══ Information supplied

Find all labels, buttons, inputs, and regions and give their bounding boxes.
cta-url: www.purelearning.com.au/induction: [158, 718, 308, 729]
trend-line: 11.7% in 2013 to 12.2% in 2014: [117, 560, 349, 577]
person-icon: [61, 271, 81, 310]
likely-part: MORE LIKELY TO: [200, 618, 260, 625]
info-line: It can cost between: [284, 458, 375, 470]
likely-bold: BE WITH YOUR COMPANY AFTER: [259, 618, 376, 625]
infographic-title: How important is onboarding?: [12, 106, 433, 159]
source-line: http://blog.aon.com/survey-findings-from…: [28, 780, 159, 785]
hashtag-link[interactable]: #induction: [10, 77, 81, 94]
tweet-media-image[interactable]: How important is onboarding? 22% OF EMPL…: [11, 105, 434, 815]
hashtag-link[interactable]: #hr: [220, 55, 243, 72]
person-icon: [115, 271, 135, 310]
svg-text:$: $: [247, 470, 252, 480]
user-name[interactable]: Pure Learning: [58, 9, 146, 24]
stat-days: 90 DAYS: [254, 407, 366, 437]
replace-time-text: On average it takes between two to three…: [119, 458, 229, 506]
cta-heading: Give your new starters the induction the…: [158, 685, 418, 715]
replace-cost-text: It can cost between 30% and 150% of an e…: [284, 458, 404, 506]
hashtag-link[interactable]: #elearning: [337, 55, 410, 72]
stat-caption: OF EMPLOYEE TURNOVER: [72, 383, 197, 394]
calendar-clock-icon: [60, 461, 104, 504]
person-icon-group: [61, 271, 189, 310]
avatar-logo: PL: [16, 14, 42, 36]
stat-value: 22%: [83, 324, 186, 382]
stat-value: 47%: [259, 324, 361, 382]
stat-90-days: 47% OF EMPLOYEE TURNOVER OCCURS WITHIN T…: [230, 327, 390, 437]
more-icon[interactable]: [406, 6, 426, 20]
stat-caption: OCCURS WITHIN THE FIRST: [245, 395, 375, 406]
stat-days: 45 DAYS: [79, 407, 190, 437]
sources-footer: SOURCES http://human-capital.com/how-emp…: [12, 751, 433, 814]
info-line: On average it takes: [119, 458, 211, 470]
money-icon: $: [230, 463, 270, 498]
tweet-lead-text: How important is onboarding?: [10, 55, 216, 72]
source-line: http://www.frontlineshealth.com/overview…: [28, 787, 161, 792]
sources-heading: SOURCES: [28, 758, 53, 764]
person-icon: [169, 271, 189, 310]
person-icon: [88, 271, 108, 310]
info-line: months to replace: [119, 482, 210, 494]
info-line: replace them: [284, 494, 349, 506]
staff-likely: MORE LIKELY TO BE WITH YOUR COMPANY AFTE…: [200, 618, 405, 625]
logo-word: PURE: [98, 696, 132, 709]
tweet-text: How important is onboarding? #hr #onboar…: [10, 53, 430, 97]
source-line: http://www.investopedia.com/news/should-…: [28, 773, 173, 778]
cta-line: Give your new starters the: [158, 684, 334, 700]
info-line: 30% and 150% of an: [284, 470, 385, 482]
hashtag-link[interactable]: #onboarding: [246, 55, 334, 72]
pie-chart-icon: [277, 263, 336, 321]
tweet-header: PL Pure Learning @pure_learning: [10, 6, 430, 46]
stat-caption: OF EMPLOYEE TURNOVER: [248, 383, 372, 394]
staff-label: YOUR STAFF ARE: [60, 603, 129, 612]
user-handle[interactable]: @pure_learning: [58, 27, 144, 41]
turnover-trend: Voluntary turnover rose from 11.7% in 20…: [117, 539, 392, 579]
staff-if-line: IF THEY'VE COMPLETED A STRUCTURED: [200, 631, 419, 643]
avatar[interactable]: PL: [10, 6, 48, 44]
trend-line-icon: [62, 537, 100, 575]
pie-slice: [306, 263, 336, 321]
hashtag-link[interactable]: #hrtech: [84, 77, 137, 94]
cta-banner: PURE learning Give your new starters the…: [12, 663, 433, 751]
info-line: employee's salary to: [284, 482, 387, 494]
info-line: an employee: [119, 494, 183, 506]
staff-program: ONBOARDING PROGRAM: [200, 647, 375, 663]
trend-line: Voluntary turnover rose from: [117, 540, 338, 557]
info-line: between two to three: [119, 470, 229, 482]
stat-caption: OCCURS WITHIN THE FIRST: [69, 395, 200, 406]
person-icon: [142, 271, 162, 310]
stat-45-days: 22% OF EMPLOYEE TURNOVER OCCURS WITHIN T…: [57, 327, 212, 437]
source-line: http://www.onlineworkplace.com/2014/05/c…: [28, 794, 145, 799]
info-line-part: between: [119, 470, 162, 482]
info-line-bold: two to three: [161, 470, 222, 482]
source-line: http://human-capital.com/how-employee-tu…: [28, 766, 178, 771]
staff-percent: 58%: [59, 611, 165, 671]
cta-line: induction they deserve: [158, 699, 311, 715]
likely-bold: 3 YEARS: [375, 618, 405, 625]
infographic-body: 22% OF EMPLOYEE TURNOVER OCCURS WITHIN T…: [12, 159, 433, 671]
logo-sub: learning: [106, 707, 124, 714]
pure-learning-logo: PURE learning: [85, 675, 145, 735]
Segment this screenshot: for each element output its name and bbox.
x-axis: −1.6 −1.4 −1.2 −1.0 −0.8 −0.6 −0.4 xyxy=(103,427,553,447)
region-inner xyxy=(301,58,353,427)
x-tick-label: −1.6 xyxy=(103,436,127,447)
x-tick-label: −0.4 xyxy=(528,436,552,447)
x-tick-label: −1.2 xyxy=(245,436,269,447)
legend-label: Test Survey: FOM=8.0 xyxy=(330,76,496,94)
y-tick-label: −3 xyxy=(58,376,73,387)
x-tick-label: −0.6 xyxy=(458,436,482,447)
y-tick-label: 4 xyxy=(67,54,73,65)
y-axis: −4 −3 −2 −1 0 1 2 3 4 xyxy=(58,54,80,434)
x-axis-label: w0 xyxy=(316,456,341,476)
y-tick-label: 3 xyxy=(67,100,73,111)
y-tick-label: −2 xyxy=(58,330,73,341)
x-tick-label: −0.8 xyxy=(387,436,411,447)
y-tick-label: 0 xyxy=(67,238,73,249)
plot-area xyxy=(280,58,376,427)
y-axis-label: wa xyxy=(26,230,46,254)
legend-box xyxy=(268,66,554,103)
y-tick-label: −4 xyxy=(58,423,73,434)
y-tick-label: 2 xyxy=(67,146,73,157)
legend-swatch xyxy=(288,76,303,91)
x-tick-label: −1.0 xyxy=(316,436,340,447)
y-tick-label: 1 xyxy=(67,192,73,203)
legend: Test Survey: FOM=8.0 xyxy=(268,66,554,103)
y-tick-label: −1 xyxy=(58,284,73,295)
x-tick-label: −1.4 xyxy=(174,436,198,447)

════

### [Problem to solve]
Reproduce all of the records above line for line, with no changes.

### [Right answer]
Find all labels, buttons, inputs, and regions and give their bounding boxes.
cta-url: www.purelearning.com.au/induction: [158, 718, 308, 729]
trend-line: 11.7% in 2013 to 12.2% in 2014: [117, 560, 349, 577]
person-icon: [61, 271, 81, 310]
likely-part: MORE LIKELY TO: [200, 618, 260, 625]
info-line: It can cost between: [284, 458, 375, 470]
likely-bold: BE WITH YOUR COMPANY AFTER: [259, 618, 376, 625]
infographic-title: How important is onboarding?: [12, 106, 433, 159]
source-line: http://blog.aon.com/survey-findings-from…: [28, 780, 159, 785]
hashtag-link[interactable]: #induction: [10, 77, 81, 94]
tweet-media-image[interactable]: How important is onboarding? 22% OF EMPL…: [11, 105, 434, 815]
hashtag-link[interactable]: #hr: [220, 55, 243, 72]
person-icon: [115, 271, 135, 310]
svg-text:$: $: [247, 470, 252, 480]
user-name[interactable]: Pure Learning: [58, 9, 146, 24]
stat-days: 90 DAYS: [254, 407, 366, 437]
replace-time-text: On average it takes between two to three…: [119, 458, 229, 506]
cta-heading: Give your new starters the induction the…: [158, 685, 418, 715]
replace-cost-text: It can cost between 30% and 150% of an e…: [284, 458, 404, 506]
hashtag-link[interactable]: #elearning: [337, 55, 410, 72]
stat-caption: OF EMPLOYEE TURNOVER: [72, 383, 197, 394]
calendar-clock-icon: [60, 461, 104, 504]
person-icon-group: [61, 271, 189, 310]
avatar-logo: PL: [16, 14, 42, 36]
stat-value: 22%: [83, 324, 186, 382]
stat-value: 47%: [259, 324, 361, 382]
stat-90-days: 47% OF EMPLOYEE TURNOVER OCCURS WITHIN T…: [230, 327, 390, 437]
more-icon[interactable]: [406, 6, 426, 20]
stat-caption: OCCURS WITHIN THE FIRST: [245, 395, 375, 406]
stat-days: 45 DAYS: [79, 407, 190, 437]
sources-footer: SOURCES http://human-capital.com/how-emp…: [12, 751, 433, 814]
info-line: On average it takes: [119, 458, 211, 470]
money-icon: $: [230, 463, 270, 498]
tweet-lead-text: How important is onboarding?: [10, 55, 216, 72]
source-line: http://www.frontlineshealth.com/overview…: [28, 787, 161, 792]
sources-heading: SOURCES: [28, 758, 53, 764]
person-icon: [169, 271, 189, 310]
person-icon: [88, 271, 108, 310]
info-line: months to replace: [119, 482, 210, 494]
info-line: replace them: [284, 494, 349, 506]
staff-likely: MORE LIKELY TO BE WITH YOUR COMPANY AFTE…: [200, 618, 405, 625]
logo-word: PURE: [98, 696, 132, 709]
tweet-text: How important is onboarding? #hr #onboar…: [10, 53, 430, 97]
source-line: http://www.investopedia.com/news/should-…: [28, 773, 173, 778]
cta-line: Give your new starters the: [158, 684, 334, 700]
info-line: 30% and 150% of an: [284, 470, 385, 482]
hashtag-link[interactable]: #onboarding: [246, 55, 334, 72]
pie-chart-icon: [277, 263, 336, 321]
tweet-header: PL Pure Learning @pure_learning: [10, 6, 430, 46]
stat-caption: OF EMPLOYEE TURNOVER: [248, 383, 372, 394]
staff-label: YOUR STAFF ARE: [60, 603, 129, 612]
user-handle[interactable]: @pure_learning: [58, 27, 144, 41]
turnover-trend: Voluntary turnover rose from 11.7% in 20…: [117, 539, 392, 579]
staff-if-line: IF THEY'VE COMPLETED A STRUCTURED: [200, 631, 419, 643]
avatar[interactable]: PL: [10, 6, 48, 44]
trend-line-icon: [62, 537, 100, 575]
pie-slice: [306, 263, 336, 321]
hashtag-link[interactable]: #hrtech: [84, 77, 137, 94]
cta-banner: PURE learning Give your new starters the…: [12, 663, 433, 751]
info-line: employee's salary to: [284, 482, 387, 494]
info-line: an employee: [119, 494, 183, 506]
staff-program: ONBOARDING PROGRAM: [200, 647, 375, 663]
trend-line: Voluntary turnover rose from: [117, 540, 338, 557]
info-line: between two to three: [119, 470, 229, 482]
stat-caption: OCCURS WITHIN THE FIRST: [69, 395, 200, 406]
person-icon: [142, 271, 162, 310]
stat-45-days: 22% OF EMPLOYEE TURNOVER OCCURS WITHIN T…: [57, 327, 212, 437]
source-line: http://www.onlineworkplace.com/2014/05/c…: [28, 794, 145, 799]
info-line-part: between: [119, 470, 162, 482]
info-line-bold: two to three: [161, 470, 222, 482]
source-line: http://human-capital.com/how-employee-tu…: [28, 766, 178, 771]
staff-percent: 58%: [59, 611, 165, 671]
cta-line: induction they deserve: [158, 699, 311, 715]
likely-bold: 3 YEARS: [375, 618, 405, 625]
infographic-body: 22% OF EMPLOYEE TURNOVER OCCURS WITHIN T…: [12, 159, 433, 671]
logo-sub: learning: [106, 707, 124, 714]
pure-learning-logo: PURE learning: [85, 675, 145, 735]
Segment this screenshot: for each element output its name and bbox.
x-axis: −1.6 −1.4 −1.2 −1.0 −0.8 −0.6 −0.4 xyxy=(103,427,553,447)
region-inner xyxy=(301,58,353,427)
x-tick-label: −1.6 xyxy=(103,436,127,447)
x-tick-label: −0.4 xyxy=(528,436,552,447)
x-tick-label: −1.2 xyxy=(245,436,269,447)
legend-label: Test Survey: FOM=8.0 xyxy=(330,76,496,94)
y-tick-label: −3 xyxy=(58,376,73,387)
x-tick-label: −0.6 xyxy=(458,436,482,447)
y-tick-label: 4 xyxy=(67,54,73,65)
y-axis: −4 −3 −2 −1 0 1 2 3 4 xyxy=(58,54,80,434)
x-axis-label: w0 xyxy=(316,456,341,476)
y-tick-label: 3 xyxy=(67,100,73,111)
y-tick-label: −2 xyxy=(58,330,73,341)
x-tick-label: −0.8 xyxy=(387,436,411,447)
y-tick-label: 0 xyxy=(67,238,73,249)
plot-area xyxy=(280,58,376,427)
y-axis-label: wa xyxy=(26,230,46,254)
legend-box xyxy=(268,66,554,103)
y-tick-label: −4 xyxy=(58,423,73,434)
y-tick-label: 2 xyxy=(67,146,73,157)
legend-swatch xyxy=(288,76,303,91)
x-tick-label: −1.0 xyxy=(316,436,340,447)
y-tick-label: 1 xyxy=(67,192,73,203)
legend: Test Survey: FOM=8.0 xyxy=(268,66,554,103)
y-tick-label: −1 xyxy=(58,284,73,295)
x-tick-label: −1.4 xyxy=(174,436,198,447)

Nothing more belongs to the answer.